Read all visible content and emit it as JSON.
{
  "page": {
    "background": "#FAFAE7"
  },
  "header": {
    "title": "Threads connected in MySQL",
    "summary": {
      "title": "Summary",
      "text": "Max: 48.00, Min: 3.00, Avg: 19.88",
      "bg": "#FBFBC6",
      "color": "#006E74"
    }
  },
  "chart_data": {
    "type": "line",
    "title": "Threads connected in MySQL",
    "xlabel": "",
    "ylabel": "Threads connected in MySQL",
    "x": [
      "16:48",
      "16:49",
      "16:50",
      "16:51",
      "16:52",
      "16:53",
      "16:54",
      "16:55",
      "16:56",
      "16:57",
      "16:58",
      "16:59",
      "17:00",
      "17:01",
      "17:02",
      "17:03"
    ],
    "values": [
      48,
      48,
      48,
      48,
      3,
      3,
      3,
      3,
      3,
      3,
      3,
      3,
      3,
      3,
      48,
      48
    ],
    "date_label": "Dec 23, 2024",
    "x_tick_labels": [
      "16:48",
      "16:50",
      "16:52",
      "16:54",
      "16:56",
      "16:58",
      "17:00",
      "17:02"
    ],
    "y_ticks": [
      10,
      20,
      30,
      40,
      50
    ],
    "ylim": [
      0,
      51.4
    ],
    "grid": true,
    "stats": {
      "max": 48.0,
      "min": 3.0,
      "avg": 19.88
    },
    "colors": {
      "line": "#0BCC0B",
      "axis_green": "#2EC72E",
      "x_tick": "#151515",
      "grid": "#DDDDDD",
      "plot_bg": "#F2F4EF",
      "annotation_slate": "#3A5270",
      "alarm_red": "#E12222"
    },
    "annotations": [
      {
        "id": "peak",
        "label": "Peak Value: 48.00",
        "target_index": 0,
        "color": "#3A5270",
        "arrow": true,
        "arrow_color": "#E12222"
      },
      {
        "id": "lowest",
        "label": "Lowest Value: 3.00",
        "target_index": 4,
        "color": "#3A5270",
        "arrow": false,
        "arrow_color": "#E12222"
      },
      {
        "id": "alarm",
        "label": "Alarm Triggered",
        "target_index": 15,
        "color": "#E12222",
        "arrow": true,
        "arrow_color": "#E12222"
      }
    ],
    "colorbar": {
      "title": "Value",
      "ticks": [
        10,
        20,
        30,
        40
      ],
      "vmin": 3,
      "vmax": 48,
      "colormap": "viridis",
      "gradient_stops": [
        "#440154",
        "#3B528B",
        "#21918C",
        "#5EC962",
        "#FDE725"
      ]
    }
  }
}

++++++

▸ WHAT THE TASK REQUIRES
Without changing a word, restate the whole listing.

▸ EXERCISE ANSWER
Read all visible content and emit it as JSON.
{
  "page": {
    "background": "#FAFAE7"
  },
  "header": {
    "title": "Threads connected in MySQL",
    "summary": {
      "title": "Summary",
      "text": "Max: 48.00, Min: 3.00, Avg: 19.88",
      "bg": "#FBFBC6",
      "color": "#006E74"
    }
  },
  "chart_data": {
    "type": "line",
    "title": "Threads connected in MySQL",
    "xlabel": "",
    "ylabel": "Threads connected in MySQL",
    "x": [
      "16:48",
      "16:49",
      "16:50",
      "16:51",
      "16:52",
      "16:53",
      "16:54",
      "16:55",
      "16:56",
      "16:57",
      "16:58",
      "16:59",
      "17:00",
      "17:01",
      "17:02",
      "17:03"
    ],
    "values": [
      48,
      48,
      48,
      48,
      3,
      3,
      3,
      3,
      3,
      3,
      3,
      3,
      3,
      3,
      48,
      48
    ],
    "date_label": "Dec 23, 2024",
    "x_tick_labels": [
      "16:48",
      "16:50",
      "16:52",
      "16:54",
      "16:56",
      "16:58",
      "17:00",
      "17:02"
    ],
    "y_ticks": [
      10,
      20,
      30,
      40,
      50
    ],
    "ylim": [
      0,
      51.4
    ],
    "grid": true,
    "stats": {
      "max": 48.0,
      "min": 3.0,
      "avg": 19.88
    },
    "colors": {
      "line": "#0BCC0B",
      "axis_green": "#2EC72E",
      "x_tick": "#151515",
      "grid": "#DDDDDD",
      "plot_bg": "#F2F4EF",
      "annotation_slate": "#3A5270",
      "alarm_red": "#E12222"
    },
    "annotations": [
      {
        "id": "peak",
        "label": "Peak Value: 48.00",
        "target_index": 0,
        "color": "#3A5270",
        "arrow": true,
        "arrow_color": "#E12222"
      },
      {
        "id": "lowest",
        "label": "Lowest Value: 3.00",
        "target_index": 4,
        "color": "#3A5270",
        "arrow": false,
        "arrow_color": "#E12222"
      },
      {
        "id": "alarm",
        "label": "Alarm Triggered",
        "target_index": 15,
        "color": "#E12222",
        "arrow": true,
        "arrow_color": "#E12222"
      }
    ],
    "colorbar": {
      "title": "Value",
      "ticks": [
        10,
        20,
        30,
        40
      ],
      "vmin": 3,
      "vmax": 48,
      "colormap": "viridis",
      "gradient_stops": [
        "#440154",
        "#3B528B",
        "#21918C",
        "#5EC962",
        "#FDE725"
      ]
    }
  }
}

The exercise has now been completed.